---------- Material supplied

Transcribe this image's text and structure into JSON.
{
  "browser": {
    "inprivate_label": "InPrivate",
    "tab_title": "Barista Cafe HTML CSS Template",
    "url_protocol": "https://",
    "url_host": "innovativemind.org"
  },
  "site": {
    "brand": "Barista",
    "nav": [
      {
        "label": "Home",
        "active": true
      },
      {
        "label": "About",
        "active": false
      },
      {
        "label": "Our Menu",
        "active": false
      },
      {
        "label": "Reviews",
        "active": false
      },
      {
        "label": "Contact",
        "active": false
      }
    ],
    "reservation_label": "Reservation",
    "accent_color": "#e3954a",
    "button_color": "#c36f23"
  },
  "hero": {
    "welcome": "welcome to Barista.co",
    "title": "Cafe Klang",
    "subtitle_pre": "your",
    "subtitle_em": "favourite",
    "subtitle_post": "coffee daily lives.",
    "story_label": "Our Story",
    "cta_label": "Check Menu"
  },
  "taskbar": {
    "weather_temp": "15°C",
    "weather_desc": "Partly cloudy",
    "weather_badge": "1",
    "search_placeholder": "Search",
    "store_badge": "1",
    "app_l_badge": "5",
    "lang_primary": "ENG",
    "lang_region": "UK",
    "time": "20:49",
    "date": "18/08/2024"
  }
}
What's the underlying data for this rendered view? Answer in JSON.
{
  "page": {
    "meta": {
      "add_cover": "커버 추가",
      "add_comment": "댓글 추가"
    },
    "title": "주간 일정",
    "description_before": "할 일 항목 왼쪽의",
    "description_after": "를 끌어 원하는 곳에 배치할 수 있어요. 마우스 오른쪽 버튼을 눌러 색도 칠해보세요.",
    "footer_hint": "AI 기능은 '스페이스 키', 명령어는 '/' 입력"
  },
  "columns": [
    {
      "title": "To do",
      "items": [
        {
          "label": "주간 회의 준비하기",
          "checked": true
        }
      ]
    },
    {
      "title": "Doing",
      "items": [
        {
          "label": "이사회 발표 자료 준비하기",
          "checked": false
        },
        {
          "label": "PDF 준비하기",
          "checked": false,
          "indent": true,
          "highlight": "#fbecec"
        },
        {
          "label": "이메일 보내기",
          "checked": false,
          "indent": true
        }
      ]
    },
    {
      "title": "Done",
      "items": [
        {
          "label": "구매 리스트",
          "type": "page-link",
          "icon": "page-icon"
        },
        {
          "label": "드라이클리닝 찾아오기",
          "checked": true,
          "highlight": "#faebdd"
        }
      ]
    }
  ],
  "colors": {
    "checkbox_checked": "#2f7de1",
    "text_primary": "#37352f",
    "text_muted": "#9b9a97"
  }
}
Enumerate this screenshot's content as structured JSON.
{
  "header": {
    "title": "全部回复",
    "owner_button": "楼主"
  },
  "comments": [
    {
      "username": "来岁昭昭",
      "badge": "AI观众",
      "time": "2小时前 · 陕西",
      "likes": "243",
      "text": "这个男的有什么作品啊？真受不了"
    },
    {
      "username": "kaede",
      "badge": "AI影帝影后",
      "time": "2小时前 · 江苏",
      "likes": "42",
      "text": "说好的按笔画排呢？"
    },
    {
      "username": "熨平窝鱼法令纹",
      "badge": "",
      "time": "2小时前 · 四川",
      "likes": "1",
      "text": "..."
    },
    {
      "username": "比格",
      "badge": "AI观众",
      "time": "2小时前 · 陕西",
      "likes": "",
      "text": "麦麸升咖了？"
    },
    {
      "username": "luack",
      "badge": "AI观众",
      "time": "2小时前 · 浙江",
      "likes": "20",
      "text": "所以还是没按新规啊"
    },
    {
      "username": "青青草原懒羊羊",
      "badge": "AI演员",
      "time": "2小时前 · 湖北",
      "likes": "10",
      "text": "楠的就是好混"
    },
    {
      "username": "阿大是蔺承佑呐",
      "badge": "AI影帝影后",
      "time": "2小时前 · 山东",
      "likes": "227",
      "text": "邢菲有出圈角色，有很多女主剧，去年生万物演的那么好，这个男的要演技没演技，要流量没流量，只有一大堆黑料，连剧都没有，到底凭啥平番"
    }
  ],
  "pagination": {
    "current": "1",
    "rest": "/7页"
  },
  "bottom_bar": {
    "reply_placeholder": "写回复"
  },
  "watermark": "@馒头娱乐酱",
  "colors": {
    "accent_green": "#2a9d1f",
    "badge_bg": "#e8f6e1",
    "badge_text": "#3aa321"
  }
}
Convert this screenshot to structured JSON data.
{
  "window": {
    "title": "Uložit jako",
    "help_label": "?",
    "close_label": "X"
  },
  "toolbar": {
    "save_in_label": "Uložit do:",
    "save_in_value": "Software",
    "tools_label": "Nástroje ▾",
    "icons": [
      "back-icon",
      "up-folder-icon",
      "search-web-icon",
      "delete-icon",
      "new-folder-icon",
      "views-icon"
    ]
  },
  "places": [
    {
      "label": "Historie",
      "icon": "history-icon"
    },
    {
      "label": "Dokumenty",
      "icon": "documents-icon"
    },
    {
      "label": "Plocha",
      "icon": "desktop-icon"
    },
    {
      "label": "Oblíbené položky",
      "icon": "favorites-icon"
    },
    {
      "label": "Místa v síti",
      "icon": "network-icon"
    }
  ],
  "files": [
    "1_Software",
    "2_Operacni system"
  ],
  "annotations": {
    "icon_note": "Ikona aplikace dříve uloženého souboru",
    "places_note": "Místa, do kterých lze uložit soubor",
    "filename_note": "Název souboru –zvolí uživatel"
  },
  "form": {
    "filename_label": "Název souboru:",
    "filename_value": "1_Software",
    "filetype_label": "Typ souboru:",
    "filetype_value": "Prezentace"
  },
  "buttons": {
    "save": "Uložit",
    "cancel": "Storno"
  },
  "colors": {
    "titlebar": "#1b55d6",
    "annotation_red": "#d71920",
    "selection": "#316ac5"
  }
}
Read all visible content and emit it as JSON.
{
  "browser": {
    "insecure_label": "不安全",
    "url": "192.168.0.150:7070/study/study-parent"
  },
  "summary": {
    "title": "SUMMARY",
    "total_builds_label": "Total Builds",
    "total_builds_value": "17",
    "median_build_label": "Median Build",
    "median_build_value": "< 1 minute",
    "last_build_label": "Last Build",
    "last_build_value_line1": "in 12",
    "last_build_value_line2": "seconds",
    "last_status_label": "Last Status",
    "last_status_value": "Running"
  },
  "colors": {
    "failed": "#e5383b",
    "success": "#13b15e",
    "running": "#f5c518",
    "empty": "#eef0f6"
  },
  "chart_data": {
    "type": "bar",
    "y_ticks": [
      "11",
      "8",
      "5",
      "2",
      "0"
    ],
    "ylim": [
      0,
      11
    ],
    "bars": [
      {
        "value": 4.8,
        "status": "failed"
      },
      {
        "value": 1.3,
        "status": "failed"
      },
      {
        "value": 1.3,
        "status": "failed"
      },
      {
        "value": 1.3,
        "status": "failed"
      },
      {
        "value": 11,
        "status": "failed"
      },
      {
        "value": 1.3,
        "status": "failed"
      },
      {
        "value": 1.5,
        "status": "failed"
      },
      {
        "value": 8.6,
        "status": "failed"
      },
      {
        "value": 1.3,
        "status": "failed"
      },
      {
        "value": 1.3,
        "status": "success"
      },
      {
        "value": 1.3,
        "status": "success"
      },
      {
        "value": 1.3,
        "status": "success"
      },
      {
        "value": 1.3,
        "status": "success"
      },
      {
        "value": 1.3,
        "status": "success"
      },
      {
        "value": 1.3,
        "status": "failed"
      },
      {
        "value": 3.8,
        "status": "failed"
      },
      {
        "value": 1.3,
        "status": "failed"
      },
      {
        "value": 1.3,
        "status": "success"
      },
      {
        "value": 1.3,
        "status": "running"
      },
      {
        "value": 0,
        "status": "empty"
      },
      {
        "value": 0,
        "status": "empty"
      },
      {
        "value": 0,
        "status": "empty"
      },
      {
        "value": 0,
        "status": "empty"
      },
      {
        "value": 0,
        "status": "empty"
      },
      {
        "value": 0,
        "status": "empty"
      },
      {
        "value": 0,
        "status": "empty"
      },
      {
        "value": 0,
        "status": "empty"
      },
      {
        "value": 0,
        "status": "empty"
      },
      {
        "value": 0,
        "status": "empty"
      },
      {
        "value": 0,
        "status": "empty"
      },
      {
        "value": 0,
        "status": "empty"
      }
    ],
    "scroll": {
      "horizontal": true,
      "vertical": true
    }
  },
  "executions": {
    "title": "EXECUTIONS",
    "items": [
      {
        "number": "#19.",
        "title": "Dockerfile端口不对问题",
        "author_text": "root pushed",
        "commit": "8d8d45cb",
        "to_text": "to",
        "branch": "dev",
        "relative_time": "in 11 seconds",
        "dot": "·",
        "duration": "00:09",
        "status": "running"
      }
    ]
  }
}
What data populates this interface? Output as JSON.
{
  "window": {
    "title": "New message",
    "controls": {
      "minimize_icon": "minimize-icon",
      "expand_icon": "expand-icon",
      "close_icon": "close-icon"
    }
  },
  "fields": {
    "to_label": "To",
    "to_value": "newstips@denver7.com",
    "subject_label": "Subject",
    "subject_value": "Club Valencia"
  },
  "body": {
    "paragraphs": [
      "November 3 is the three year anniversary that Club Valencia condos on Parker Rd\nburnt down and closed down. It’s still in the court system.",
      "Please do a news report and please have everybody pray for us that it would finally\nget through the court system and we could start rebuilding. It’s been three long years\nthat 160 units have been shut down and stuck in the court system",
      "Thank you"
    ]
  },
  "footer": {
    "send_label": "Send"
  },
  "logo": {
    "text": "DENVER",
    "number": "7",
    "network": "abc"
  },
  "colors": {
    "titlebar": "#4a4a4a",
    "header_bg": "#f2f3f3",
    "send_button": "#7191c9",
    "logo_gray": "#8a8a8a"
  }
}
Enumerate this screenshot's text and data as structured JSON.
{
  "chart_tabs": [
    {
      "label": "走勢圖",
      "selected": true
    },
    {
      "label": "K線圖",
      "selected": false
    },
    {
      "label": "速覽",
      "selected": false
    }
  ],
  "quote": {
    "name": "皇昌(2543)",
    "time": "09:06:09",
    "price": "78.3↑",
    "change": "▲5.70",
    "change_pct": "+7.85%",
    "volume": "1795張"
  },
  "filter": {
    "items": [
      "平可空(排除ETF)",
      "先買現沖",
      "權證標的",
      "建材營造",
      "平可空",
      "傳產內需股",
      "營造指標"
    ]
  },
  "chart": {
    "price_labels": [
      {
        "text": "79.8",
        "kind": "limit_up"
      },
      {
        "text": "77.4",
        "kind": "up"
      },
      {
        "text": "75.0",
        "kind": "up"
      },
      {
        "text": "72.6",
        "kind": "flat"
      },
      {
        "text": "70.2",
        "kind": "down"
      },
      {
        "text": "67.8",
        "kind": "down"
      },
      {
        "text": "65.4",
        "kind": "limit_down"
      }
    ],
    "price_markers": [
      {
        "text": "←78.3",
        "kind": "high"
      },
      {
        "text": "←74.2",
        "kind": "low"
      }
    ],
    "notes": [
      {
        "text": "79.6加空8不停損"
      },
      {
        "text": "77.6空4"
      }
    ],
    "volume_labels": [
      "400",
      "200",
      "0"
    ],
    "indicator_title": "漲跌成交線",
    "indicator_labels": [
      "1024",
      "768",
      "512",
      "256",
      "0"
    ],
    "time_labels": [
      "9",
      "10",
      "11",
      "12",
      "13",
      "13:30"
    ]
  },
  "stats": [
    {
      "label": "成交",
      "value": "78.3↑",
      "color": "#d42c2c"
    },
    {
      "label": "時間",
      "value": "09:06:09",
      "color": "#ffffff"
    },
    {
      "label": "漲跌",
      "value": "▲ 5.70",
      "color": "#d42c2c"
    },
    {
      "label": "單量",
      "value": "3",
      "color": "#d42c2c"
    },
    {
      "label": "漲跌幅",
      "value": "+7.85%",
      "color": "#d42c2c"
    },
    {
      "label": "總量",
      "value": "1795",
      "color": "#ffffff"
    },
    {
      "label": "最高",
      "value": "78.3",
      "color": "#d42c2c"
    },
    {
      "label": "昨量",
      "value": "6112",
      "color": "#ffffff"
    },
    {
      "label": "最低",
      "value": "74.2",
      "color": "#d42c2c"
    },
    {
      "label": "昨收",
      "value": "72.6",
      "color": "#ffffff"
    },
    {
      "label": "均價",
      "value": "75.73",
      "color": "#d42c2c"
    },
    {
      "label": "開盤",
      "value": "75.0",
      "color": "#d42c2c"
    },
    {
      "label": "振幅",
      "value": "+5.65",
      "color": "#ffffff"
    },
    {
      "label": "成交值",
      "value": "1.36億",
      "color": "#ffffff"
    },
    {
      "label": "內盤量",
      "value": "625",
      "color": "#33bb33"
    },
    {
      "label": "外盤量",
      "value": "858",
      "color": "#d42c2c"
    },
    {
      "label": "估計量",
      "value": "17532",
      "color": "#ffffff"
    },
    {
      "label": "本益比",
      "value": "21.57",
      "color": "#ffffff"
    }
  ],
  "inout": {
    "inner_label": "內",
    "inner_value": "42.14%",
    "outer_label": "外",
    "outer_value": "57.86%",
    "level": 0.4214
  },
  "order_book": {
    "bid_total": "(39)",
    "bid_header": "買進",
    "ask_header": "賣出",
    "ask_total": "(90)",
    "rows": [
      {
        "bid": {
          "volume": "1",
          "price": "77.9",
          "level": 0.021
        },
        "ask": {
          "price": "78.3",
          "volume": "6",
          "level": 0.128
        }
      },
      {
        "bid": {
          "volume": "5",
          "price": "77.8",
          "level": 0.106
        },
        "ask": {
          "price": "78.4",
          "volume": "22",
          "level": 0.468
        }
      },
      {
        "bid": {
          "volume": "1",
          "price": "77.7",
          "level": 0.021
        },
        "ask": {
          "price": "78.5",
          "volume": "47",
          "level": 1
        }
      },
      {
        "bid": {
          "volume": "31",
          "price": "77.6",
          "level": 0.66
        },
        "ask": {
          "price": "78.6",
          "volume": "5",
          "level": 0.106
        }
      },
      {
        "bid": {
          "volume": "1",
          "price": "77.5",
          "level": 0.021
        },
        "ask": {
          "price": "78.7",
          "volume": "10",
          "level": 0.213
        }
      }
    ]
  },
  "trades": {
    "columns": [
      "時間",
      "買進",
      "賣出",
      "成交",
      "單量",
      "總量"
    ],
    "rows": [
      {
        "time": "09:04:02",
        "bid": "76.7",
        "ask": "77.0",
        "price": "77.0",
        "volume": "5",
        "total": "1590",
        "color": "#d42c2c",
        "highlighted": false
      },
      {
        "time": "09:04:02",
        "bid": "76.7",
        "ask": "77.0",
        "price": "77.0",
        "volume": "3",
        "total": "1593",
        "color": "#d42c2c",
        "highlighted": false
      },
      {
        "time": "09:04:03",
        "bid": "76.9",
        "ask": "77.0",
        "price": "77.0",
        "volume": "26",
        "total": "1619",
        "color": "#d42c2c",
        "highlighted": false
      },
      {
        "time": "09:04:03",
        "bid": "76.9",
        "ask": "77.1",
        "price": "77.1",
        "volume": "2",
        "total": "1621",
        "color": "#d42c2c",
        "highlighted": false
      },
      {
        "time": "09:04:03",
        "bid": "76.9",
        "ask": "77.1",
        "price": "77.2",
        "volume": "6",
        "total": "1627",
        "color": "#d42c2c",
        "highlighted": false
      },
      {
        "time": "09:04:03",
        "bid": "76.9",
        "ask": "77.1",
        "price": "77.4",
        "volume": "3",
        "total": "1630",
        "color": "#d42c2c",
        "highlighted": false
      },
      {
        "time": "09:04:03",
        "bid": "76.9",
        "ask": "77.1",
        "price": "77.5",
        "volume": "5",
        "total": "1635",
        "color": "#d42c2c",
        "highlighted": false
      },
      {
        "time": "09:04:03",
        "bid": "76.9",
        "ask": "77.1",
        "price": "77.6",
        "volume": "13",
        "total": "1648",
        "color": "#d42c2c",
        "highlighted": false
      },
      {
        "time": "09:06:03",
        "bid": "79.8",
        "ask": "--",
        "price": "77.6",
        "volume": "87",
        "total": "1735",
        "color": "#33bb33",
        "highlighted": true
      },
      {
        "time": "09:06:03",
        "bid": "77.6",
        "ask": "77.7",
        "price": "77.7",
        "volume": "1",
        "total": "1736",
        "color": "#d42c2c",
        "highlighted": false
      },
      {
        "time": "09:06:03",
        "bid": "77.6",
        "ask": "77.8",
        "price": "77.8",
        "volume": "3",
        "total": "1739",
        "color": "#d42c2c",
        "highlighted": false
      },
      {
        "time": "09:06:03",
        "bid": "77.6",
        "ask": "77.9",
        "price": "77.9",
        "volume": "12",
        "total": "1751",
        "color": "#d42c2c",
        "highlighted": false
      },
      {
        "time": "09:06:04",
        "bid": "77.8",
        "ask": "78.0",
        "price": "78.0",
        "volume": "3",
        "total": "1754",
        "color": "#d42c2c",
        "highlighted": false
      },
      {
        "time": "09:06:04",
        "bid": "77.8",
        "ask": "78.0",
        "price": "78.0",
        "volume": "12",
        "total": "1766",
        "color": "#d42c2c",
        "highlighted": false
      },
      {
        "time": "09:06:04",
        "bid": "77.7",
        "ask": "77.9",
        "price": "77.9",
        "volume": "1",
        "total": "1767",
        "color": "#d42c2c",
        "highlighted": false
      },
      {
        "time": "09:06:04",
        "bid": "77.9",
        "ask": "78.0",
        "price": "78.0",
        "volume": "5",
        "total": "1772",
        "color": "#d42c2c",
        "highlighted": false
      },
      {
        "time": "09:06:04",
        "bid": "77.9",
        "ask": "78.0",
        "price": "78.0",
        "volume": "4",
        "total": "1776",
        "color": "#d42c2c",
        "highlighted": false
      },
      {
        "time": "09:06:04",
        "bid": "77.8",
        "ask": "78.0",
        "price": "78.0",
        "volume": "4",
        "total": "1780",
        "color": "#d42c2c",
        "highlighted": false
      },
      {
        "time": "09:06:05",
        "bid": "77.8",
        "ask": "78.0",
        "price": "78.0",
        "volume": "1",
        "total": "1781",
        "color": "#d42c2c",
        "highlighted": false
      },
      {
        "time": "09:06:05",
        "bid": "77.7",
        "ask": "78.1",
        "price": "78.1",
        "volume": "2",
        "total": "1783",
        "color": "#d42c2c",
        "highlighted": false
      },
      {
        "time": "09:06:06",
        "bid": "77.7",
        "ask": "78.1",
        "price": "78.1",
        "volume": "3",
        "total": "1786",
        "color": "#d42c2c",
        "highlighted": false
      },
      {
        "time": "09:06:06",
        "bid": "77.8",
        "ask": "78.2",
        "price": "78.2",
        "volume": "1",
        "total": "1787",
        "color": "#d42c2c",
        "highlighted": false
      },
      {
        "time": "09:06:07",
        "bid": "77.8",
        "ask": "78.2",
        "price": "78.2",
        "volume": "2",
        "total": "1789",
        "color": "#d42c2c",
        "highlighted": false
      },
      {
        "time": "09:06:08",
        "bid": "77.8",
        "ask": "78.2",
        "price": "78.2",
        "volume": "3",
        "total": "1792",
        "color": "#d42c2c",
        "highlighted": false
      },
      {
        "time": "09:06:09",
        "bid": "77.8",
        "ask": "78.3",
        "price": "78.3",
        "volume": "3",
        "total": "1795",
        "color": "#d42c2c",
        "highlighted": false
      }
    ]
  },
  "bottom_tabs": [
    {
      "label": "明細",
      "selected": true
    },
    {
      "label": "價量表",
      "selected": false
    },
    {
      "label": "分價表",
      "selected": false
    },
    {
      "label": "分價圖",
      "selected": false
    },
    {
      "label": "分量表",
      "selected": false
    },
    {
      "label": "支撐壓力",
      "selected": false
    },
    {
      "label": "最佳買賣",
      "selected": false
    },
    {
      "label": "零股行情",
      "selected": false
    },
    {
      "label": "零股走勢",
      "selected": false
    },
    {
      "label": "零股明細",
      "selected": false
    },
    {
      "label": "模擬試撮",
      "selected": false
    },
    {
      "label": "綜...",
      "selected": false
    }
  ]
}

--------------------

#### Exercise description:
Identify the lines above with the word "structured". Copy them.

#### Expected output:
Enumerate this screenshot's content as structured JSON.
Convert this screenshot to structured JSON data.
Enumerate this screenshot's text and data as structured JSON.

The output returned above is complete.